• STATED TASK: Pull every line containing "Sales" out of the material below.

━━ RECORDS FOR THIS EXERCISE

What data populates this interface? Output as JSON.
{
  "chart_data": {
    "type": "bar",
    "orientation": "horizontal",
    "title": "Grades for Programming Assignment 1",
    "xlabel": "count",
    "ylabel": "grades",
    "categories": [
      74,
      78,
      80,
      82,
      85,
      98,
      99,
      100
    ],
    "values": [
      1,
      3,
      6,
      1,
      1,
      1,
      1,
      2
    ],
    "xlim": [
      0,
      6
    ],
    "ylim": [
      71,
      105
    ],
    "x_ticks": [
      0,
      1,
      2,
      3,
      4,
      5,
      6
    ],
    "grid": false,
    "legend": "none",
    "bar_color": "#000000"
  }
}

━━━━
━━ RECORDS FOR THIS EXERCISE

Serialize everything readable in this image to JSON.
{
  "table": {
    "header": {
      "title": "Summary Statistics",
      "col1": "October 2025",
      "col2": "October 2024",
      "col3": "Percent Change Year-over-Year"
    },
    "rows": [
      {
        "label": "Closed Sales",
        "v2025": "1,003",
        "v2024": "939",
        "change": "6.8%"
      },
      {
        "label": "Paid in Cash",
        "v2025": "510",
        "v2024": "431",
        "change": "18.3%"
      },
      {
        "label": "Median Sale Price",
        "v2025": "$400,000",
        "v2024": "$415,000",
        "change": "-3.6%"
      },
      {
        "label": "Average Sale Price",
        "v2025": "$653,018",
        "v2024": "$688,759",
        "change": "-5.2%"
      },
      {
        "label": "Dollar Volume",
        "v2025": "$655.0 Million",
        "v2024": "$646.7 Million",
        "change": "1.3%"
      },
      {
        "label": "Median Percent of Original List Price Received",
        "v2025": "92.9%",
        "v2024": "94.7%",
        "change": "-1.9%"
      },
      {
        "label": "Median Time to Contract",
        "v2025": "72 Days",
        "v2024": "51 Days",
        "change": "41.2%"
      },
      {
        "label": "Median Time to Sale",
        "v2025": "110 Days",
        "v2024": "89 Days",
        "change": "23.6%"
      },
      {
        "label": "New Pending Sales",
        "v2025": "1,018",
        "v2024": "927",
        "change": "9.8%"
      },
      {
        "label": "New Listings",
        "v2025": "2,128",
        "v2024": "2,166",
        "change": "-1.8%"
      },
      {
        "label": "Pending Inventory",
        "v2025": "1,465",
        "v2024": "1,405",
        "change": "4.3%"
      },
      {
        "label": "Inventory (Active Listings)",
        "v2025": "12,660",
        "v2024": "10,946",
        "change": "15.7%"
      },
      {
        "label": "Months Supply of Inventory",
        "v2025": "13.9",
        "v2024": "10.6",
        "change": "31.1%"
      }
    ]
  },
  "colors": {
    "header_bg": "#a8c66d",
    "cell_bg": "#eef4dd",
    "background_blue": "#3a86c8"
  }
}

━━━━

• SOLUTION BELOW:
        "label": "Closed Sales",
        "label": "New Pending Sales",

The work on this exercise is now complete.